* [Written task] Gather every line of the records that contains the string "color", and treat uppercase and lowercase as different.
┌─ Given information
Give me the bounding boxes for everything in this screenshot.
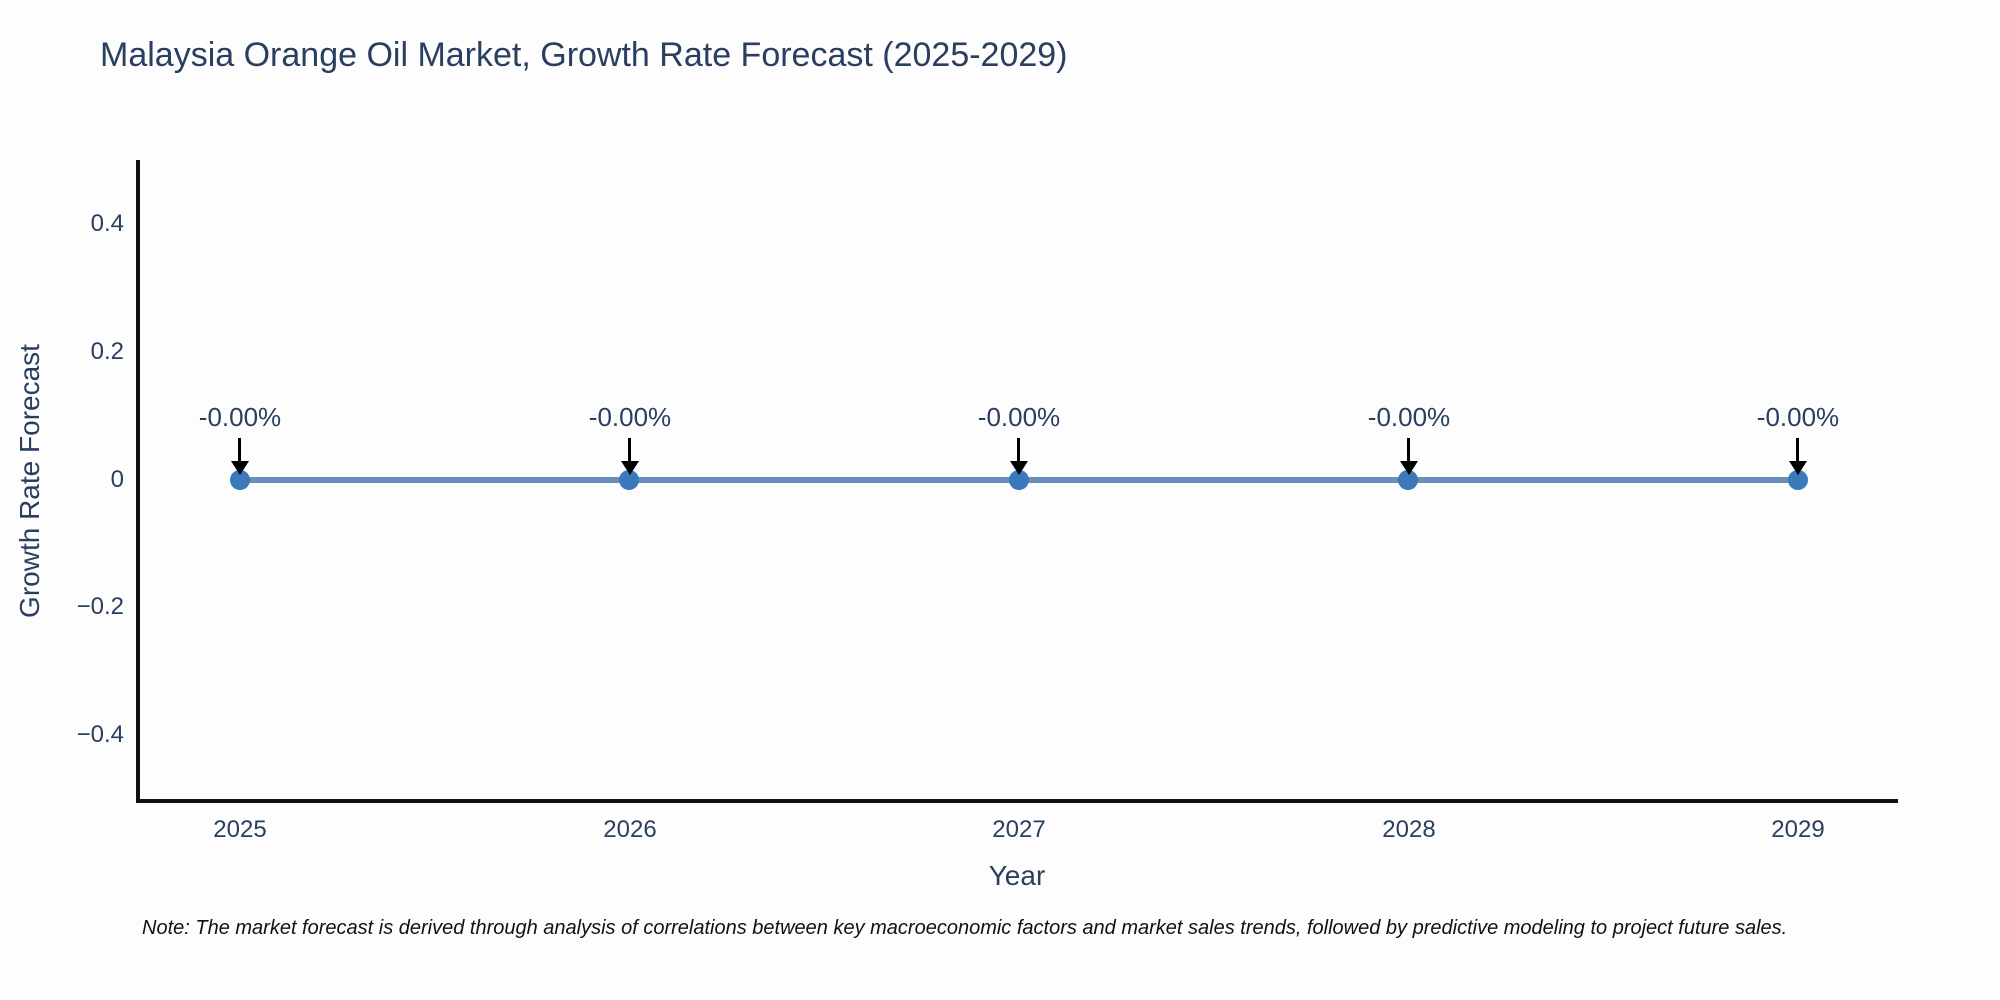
x-tick-label: 2027: [992, 816, 1046, 843]
data-point-marker[interactable]: [1398, 470, 1418, 490]
y-tick-label: 0.2: [90, 338, 124, 365]
x-axis-line: [136, 799, 1898, 803]
arrow-down-icon: [621, 461, 639, 475]
point-annotation-label: -0.00%: [198, 402, 282, 432]
y-tick-label: −0.2: [76, 593, 124, 620]
y-axis-title: Growth Rate Forecast: [14, 344, 45, 618]
x-axis-title: Year: [988, 860, 1046, 891]
x-tick-label: 2029: [1771, 816, 1825, 843]
point-annotation-label: -0.00%: [1756, 402, 1840, 432]
x-tick-label: 2025: [213, 816, 267, 843]
arrow-down-icon: [1400, 461, 1418, 475]
annotation-arrow-line: [628, 438, 631, 462]
y-tick-label: 0: [110, 466, 124, 493]
arrow-down-icon: [231, 461, 249, 475]
chart-title: Malaysia Orange Oil Market, Growth Rate …: [100, 36, 1068, 74]
y-tick-label: −0.4: [76, 721, 124, 748]
point-annotation-label: -0.00%: [1367, 402, 1451, 432]
data-point-marker[interactable]: [1788, 470, 1808, 490]
data-point-marker[interactable]: [230, 470, 250, 490]
data-point-marker[interactable]: [1009, 470, 1029, 490]
arrow-down-icon: [1789, 461, 1807, 475]
y-tick-label: 0.4: [90, 210, 124, 237]
point-annotation-label: -0.00%: [588, 402, 672, 432]
annotation-arrow-line: [1796, 438, 1799, 462]
arrow-down-icon: [1010, 461, 1028, 475]
annotation-arrow-line: [1017, 438, 1020, 462]
annotation-arrow-line: [1407, 438, 1410, 462]
footnote: Note: The market forecast is derived thr…: [142, 917, 1788, 939]
x-tick-label: 2026: [603, 816, 657, 843]
data-point-marker[interactable]: [619, 470, 639, 490]
point-annotation-label: -0.00%: [977, 402, 1061, 432]
y-axis-line: [136, 160, 140, 803]
annotation-arrow-line: [238, 438, 241, 462]
x-tick-label: 2028: [1382, 816, 1436, 843]
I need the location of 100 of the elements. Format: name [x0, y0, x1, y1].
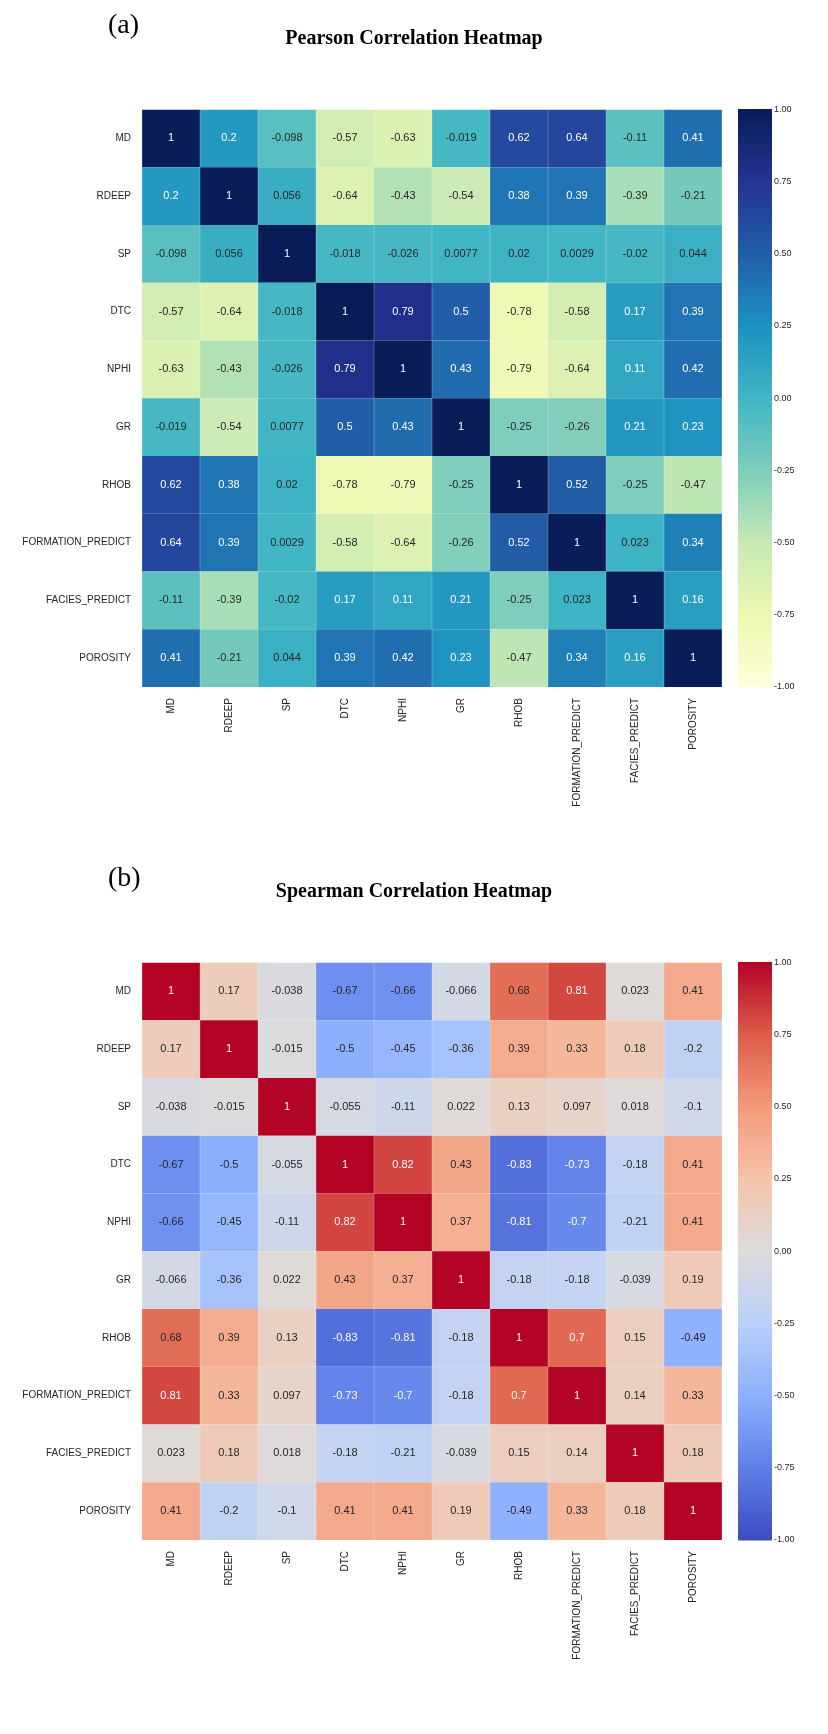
data-label: 0.02	[508, 246, 530, 259]
data-label: 1	[225, 189, 233, 202]
data-label: -0.18	[332, 1446, 358, 1459]
data-label: 0.16	[682, 593, 704, 606]
data-label: -0.055	[329, 1099, 361, 1112]
y-tick-label: DTC	[110, 305, 131, 317]
x-tick-label: RDEEP	[222, 1550, 234, 1586]
data-label: 1	[573, 535, 581, 548]
color-bar-label: 0.75	[774, 176, 792, 187]
data-label: 0.0029	[560, 246, 594, 259]
data-label: 0.0077	[270, 420, 304, 433]
x-tick-label: MD	[164, 1551, 176, 1567]
data-label: -0.45	[390, 1042, 416, 1055]
x-tick-label: SP	[280, 1550, 292, 1565]
y-tick-label: FORMATION_PREDICT	[22, 1389, 131, 1401]
data-label: -0.43	[216, 362, 242, 375]
data-label: -0.098	[155, 246, 187, 259]
data-label: 1	[167, 131, 175, 144]
data-label: 0.41	[682, 131, 704, 144]
data-label: -0.64	[564, 362, 590, 375]
data-label: 0.79	[334, 362, 356, 375]
x-tick-label: MD	[164, 698, 176, 714]
x-tick-label: GR	[454, 1551, 466, 1566]
color-bar-label: -1.00	[774, 681, 795, 692]
data-label: 0.5	[337, 420, 353, 433]
data-label: -0.47	[506, 651, 532, 664]
data-label: -0.5	[219, 1157, 239, 1170]
data-label: -0.038	[271, 984, 303, 997]
data-label: 0.21	[624, 420, 646, 433]
data-label: -0.11	[390, 1099, 416, 1112]
data-label: -0.066	[155, 1273, 187, 1286]
data-label: 1	[399, 362, 407, 375]
data-label: 0.68	[508, 984, 530, 997]
data-label: 0.38	[508, 189, 530, 202]
data-label: 0.18	[624, 1504, 646, 1517]
data-label: -0.58	[564, 304, 590, 317]
data-label: -0.019	[155, 420, 187, 433]
color-bar-label: -0.25	[774, 464, 795, 475]
data-label: -0.67	[332, 984, 358, 997]
data-label: 0.0029	[270, 535, 304, 548]
data-label: -0.21	[216, 651, 242, 664]
data-label: 0.38	[218, 477, 240, 490]
data-label: 0.17	[624, 304, 646, 317]
data-label: 0.097	[563, 1099, 591, 1112]
data-label: 0.056	[273, 189, 301, 202]
data-label: 0.044	[273, 651, 301, 664]
data-label: -0.66	[158, 1215, 184, 1228]
color-bar-label: 1.00	[774, 956, 792, 967]
data-label: -0.63	[158, 362, 184, 375]
data-label: 0.64	[160, 535, 182, 548]
data-label: 1	[167, 984, 175, 997]
data-label: -0.015	[271, 1042, 303, 1055]
data-label: 0.15	[508, 1446, 530, 1459]
data-label: -0.039	[445, 1446, 477, 1459]
data-label: 0.18	[624, 1042, 646, 1055]
data-label: -0.11	[622, 131, 648, 144]
data-label: -0.36	[448, 1042, 474, 1055]
data-label: 0.41	[392, 1504, 414, 1517]
x-tick-label: POROSITY	[686, 697, 698, 750]
y-tick-label: POROSITY	[79, 1504, 132, 1516]
data-label: 0.43	[450, 362, 472, 375]
data-label: 0.33	[682, 1388, 704, 1401]
text: (a)	[108, 8, 140, 40]
data-label: 1	[631, 1446, 639, 1459]
x-tick-label: NPHI	[396, 1551, 408, 1575]
data-label: 0.39	[218, 535, 240, 548]
data-label: 0.43	[392, 420, 414, 433]
data-label: -0.039	[619, 1273, 651, 1286]
data-label: -0.18	[506, 1273, 532, 1286]
data-label: 1	[341, 304, 349, 317]
data-label: 0.14	[624, 1388, 646, 1401]
data-label: -0.18	[622, 1157, 648, 1170]
y-tick-label: POROSITY	[79, 651, 132, 663]
data-label: 0.18	[682, 1446, 704, 1459]
x-tick-label: FORMATION_PREDICT	[570, 1551, 582, 1660]
data-label: -0.25	[506, 593, 532, 606]
data-label: 0.17	[334, 593, 356, 606]
data-label: -0.21	[622, 1215, 648, 1228]
data-label: 0.33	[566, 1504, 588, 1517]
data-label: 0.62	[160, 477, 182, 490]
data-label: 1	[689, 1504, 697, 1517]
y-tick-label: RHOB	[102, 1331, 132, 1343]
data-label: 1	[399, 1215, 407, 1228]
data-label: -0.02	[622, 246, 648, 259]
data-label: 0.018	[621, 1099, 649, 1112]
data-label: 0.41	[682, 1215, 704, 1228]
data-label: -0.73	[332, 1388, 358, 1401]
chart-title: Pearson Correlation Heatmap	[285, 26, 543, 48]
data-label: 0.14	[566, 1446, 588, 1459]
data-label: 0.37	[392, 1273, 414, 1286]
data-label: -0.49	[506, 1504, 532, 1517]
data-label: 0.52	[508, 535, 530, 548]
data-label: -0.58	[332, 535, 358, 548]
data-label: 1	[515, 477, 523, 490]
text: (b)	[108, 861, 141, 893]
data-label: -0.83	[506, 1157, 532, 1170]
data-label: 0.81	[160, 1388, 182, 1401]
data-label: -0.038	[155, 1099, 187, 1112]
x-tick-label: RHOB	[512, 1550, 524, 1580]
data-label: -0.018	[329, 246, 361, 259]
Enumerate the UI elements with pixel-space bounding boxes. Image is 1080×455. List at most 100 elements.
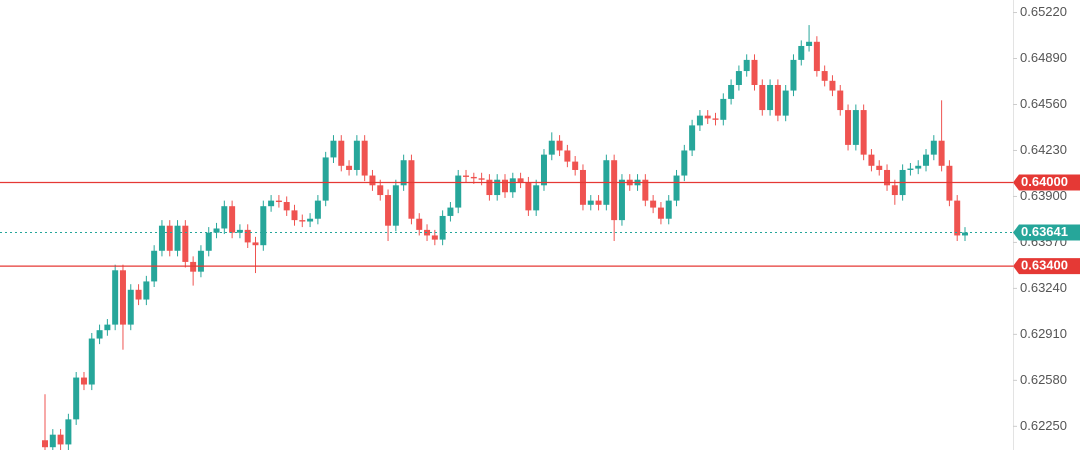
candle-body (868, 154, 875, 166)
candle-body (65, 419, 72, 445)
candle-body (548, 140, 555, 155)
candle-body (143, 281, 150, 300)
candle-body (346, 165, 353, 170)
candle-body (470, 176, 477, 179)
candle-body (158, 225, 165, 251)
candle-body (782, 90, 789, 116)
candle-body (260, 206, 267, 246)
candle-body (112, 270, 119, 325)
candle-body (268, 200, 275, 207)
candle-body (579, 169, 586, 205)
y-tick-label: 0.62910 (1020, 326, 1067, 341)
candle-body (197, 250, 204, 272)
y-tick-label: 0.63240 (1020, 280, 1067, 295)
candle-body (962, 232, 968, 236)
candle-body (790, 59, 797, 91)
candle-body (244, 229, 251, 243)
candle-body (307, 218, 314, 222)
candle-body (486, 179, 493, 196)
price-label-box (1013, 174, 1080, 191)
candle-body (829, 80, 836, 91)
candle-body (517, 178, 524, 183)
candle-body (96, 330, 103, 339)
candle-body (49, 434, 56, 448)
candle-body (127, 289, 134, 325)
candle-body (463, 175, 470, 177)
candle-body (673, 175, 680, 201)
candle-body (767, 84, 774, 111)
candle-body (884, 169, 891, 186)
candle-body (595, 200, 602, 205)
candle-body (564, 150, 571, 162)
candle-body (291, 210, 298, 221)
candle-body (665, 200, 672, 219)
candle-body (852, 110, 859, 145)
candle-body (642, 179, 649, 201)
candle-body (353, 140, 360, 170)
candle-body (720, 98, 727, 120)
candle-body (907, 168, 914, 170)
candle-body (104, 324, 111, 331)
candle-body (431, 235, 438, 240)
candle-body (330, 140, 337, 158)
candle-body (408, 160, 415, 219)
candle-body (252, 242, 259, 246)
candle-body (946, 165, 953, 201)
candle-body (478, 178, 485, 180)
y-tick-label: 0.65220 (1020, 4, 1067, 19)
y-tick-label: 0.64890 (1020, 50, 1067, 65)
candle-body (806, 41, 813, 46)
candle-body (385, 195, 392, 226)
candle-body (299, 220, 306, 222)
candle-body (712, 118, 719, 120)
candle-body (205, 232, 212, 251)
y-tick-label: 0.62580 (1020, 372, 1067, 387)
candle-body (845, 110, 852, 145)
candle-body (751, 59, 758, 85)
candle-body (455, 175, 462, 208)
candle-body (556, 140, 563, 151)
price-label-box (1013, 258, 1080, 275)
candle-body (275, 200, 282, 203)
candle-body (954, 200, 961, 236)
candle-body (166, 225, 173, 251)
candle-body (73, 377, 80, 420)
candle-body (283, 202, 290, 211)
candle-body (322, 157, 329, 201)
price-label: 0.64000 (1021, 174, 1068, 189)
y-tick-label: 0.63900 (1020, 188, 1067, 203)
candle-body (190, 261, 197, 272)
candle-body (689, 125, 696, 151)
candle-body (704, 115, 711, 119)
candle-body (80, 377, 87, 385)
candle-body (525, 182, 532, 211)
candle-body (650, 200, 657, 208)
candle-body (728, 84, 735, 99)
candle-body (400, 160, 407, 186)
y-tick-label: 0.64560 (1020, 96, 1067, 111)
candle-body (821, 71, 828, 81)
candle-body (182, 225, 189, 262)
candle-body (923, 154, 930, 166)
candle-body (813, 41, 820, 72)
candle-body (611, 160, 618, 221)
candle-body (221, 206, 228, 229)
candle-body (135, 289, 142, 300)
candle-body (447, 207, 454, 216)
candle-body (572, 161, 579, 170)
candle-body (119, 270, 126, 325)
candle-body (681, 150, 688, 176)
candle-body (424, 229, 431, 236)
y-tick-label: 0.62250 (1020, 418, 1067, 433)
y-tick-label: 0.64230 (1020, 142, 1067, 157)
candle-body (416, 218, 423, 230)
candle-body (174, 225, 181, 251)
candle-body (837, 90, 844, 111)
candle-body (540, 154, 547, 186)
candle-body (369, 175, 376, 186)
candle-body (377, 185, 384, 196)
candle-body (860, 110, 867, 155)
candle-body (743, 59, 750, 72)
candle-body (88, 338, 95, 385)
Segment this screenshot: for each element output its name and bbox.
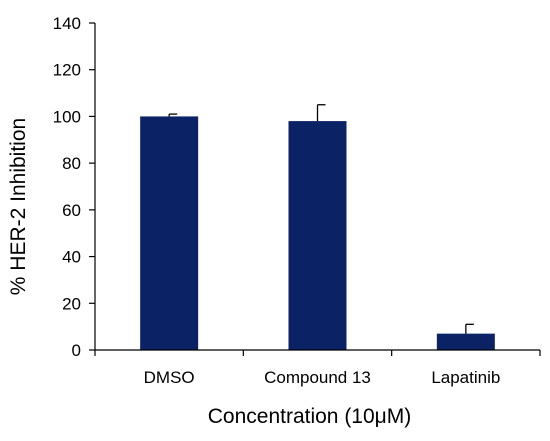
x-tick-label: Compound 13 — [264, 368, 371, 387]
x-axis-title: Concentration (10μM) — [208, 405, 412, 428]
y-tick-label: 60 — [62, 201, 81, 220]
bar — [436, 333, 495, 350]
bar — [288, 121, 347, 350]
x-tick-label: DMSO — [144, 368, 195, 387]
axes-layer — [94, 23, 540, 351]
y-tick-label: 100 — [53, 107, 81, 126]
bar — [140, 116, 199, 350]
y-tick-label: 120 — [53, 61, 81, 80]
y-ticks-layer: 0 20 40 60 80 100 120 140 — [53, 14, 95, 360]
bars-layer — [140, 116, 495, 350]
y-axis-title: % HER-2 Inhibition — [7, 118, 30, 295]
y-tick-label: 40 — [62, 248, 81, 267]
x-tick-label: Lapatinib — [431, 368, 500, 387]
x-ticks-layer: DMSO Compound 13 Lapatinib — [94, 350, 541, 387]
y-tick-label: 140 — [53, 14, 81, 33]
y-tick-label: 20 — [62, 294, 81, 313]
y-tick-label: 0 — [72, 341, 81, 360]
y-tick-label: 80 — [62, 154, 81, 173]
error-bars-layer — [168, 104, 474, 334]
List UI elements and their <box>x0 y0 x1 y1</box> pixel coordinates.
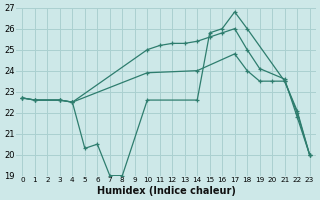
X-axis label: Humidex (Indice chaleur): Humidex (Indice chaleur) <box>97 186 236 196</box>
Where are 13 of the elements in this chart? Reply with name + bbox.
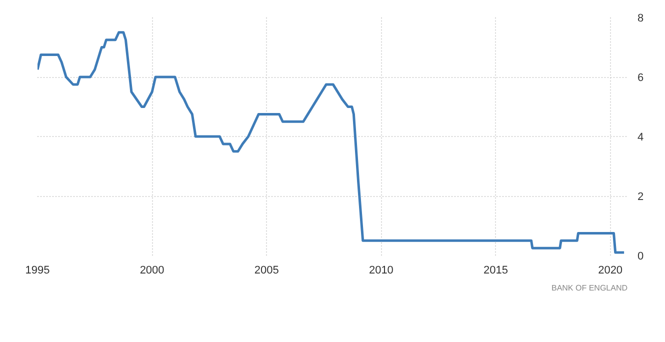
x-tick-label: 2010 [368, 264, 394, 276]
line-series [38, 31, 626, 254]
x-tick-label: 1995 [25, 264, 50, 276]
x-tick-label: 2000 [140, 264, 164, 276]
y-tick-label: 2 [638, 191, 644, 203]
x-tick-label: 2020 [598, 264, 623, 276]
text: BANK OF ENGLAND [551, 284, 628, 292]
x-tick-label: 2005 [254, 264, 279, 276]
y-tick-label: 6 [638, 72, 644, 84]
x-tick-label: 2015 [484, 264, 508, 276]
y-tick-label: 4 [638, 132, 644, 144]
y-tick-label: 0 [638, 250, 644, 262]
y-tick-label: 8 [638, 12, 644, 24]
└─
* [Response below]
color-bar-label: 0.75	[774, 176, 792, 187]
color-bar-label: -1.00	[774, 681, 795, 692]
color-bar-label: -0.25	[774, 464, 795, 475]
color-bar-label: 1.00	[774, 956, 792, 967]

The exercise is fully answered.